• _Excerpt_

::::

Birmingham University Centre for Contemporary cultural studies headed by Stuart Hall is most
prominent in this regard. Hall argued that the researchers should direct their attention toward:
·  Analysis of that social and political context in which content is produced (encoding)
·  The consumption of media content
The essence of the reception approach is to locate the attribution and construction of meaning (derived
from media) with the receiver. Media messages are always open and polysemic (having multiple
meanings) and are interpreted according the context and culture of receivers.
Stuart Hall emphasized the stages of transformation through which any media message passes on the
way from its origins to its reception and interpretation. It drew from the basic principles of structuralism
and semiology which presumed that any meaningful message is constructed from sign which can have
denotative and connotative meanings, depending on the choices made by an encoder.
He accepted some of the elements of semiology on these two grounds:
First, communicators choose to encode messages.
For ideological and institutional communicators choose to encode messages for ideological and
institutional purposes and manipulate language and media for those ends (media messages are given a
preferred reading, or what might now be called spin.
Secondly, receivers (decoders) are not obliged to accept messages as sent but can and do resist
ideological influence by applying variant or oppositional readings, according to their own experience
and outlook
In laying out his views about decoding, Hall proposed an approach to audience research that has come
to be known as reception studies or reception analysis.

::::

• _Information shown_
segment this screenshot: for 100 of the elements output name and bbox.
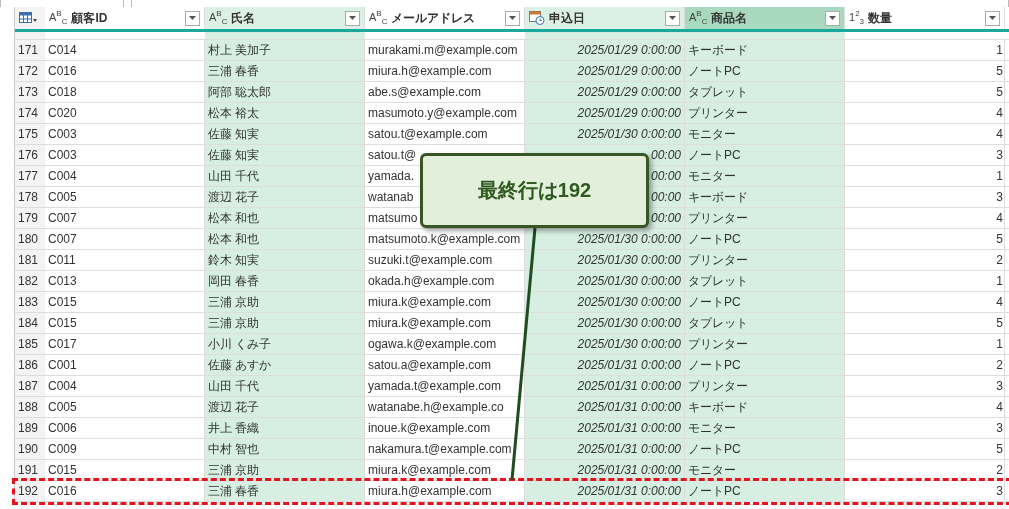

::::

• _Required actions_
A) Answer these questions from the text on Stuart Hall and the reception approach:
(i) Who headed the Birmingham University Centre for Contemporary Cultural Studies?
(ii) What does "polysemic" mean?
(iii) What has Hall's approach to audience research come to be known as?
B) Check each statement against the text on Stuart Hall and the reception approach. Mark each one yes or no, and quote the words from the text that settle it.
(i) The reception approach places the construction of meaning with the sender of a media message.
(ii) Receivers have to accept media messages as they were sent.
(iii) A sign in a message can carry both denotative and connotative meanings.
C) Write the next part of the text on Stuart Hall and reception analysis, starting after its last sentence.
The lines that come after the text are separate material.

• _Results of the exercise_
A)
(i) Stuart Hall
(ii) Having multiple meanings
(iii) Reception studies or reception analysis

B)
(i) No: "to locate the attribution and construction of meaning (derived from media) with the receiver"
(ii) No: "receivers (decoders) are not obliged to accept messages as sent"
(iii) Yes: "any meaningful message is constructed from sign which can have denotative and connotative meanings"

C)
A central feature of this approach is its focus on how various types of audience members make sense of
the specific forms of content.
Hall drew on Semiotic theory to argue that any media content can be regarded as a text that is made up
of signs , these signs are structured; that is , they are related to one another in specific ways to make
sense of a text- to read a text- you have to be able to interpret the signs and their structure. Example
when you read a sentence you must not only decode the individual words but you also need to interpret
the over-all structure of the sentence to make sense of the sentence as a whole.
Hall argued that most texts can be read in several ways but there is generally a preferred or dominant
reading that the producers of a message intend when they create a message, as a critical theorist, Hall
assumed that most popular media content will have a preferred reading that reinforces the status
quo.
But in addition to this dominant reading, it is possible for audience members to make alternate
interpretations.
They might disagree with or misinterpret some aspects of a message and come up with an alternative or
negotiated meaning that differs from the preferred reading in important ways, and...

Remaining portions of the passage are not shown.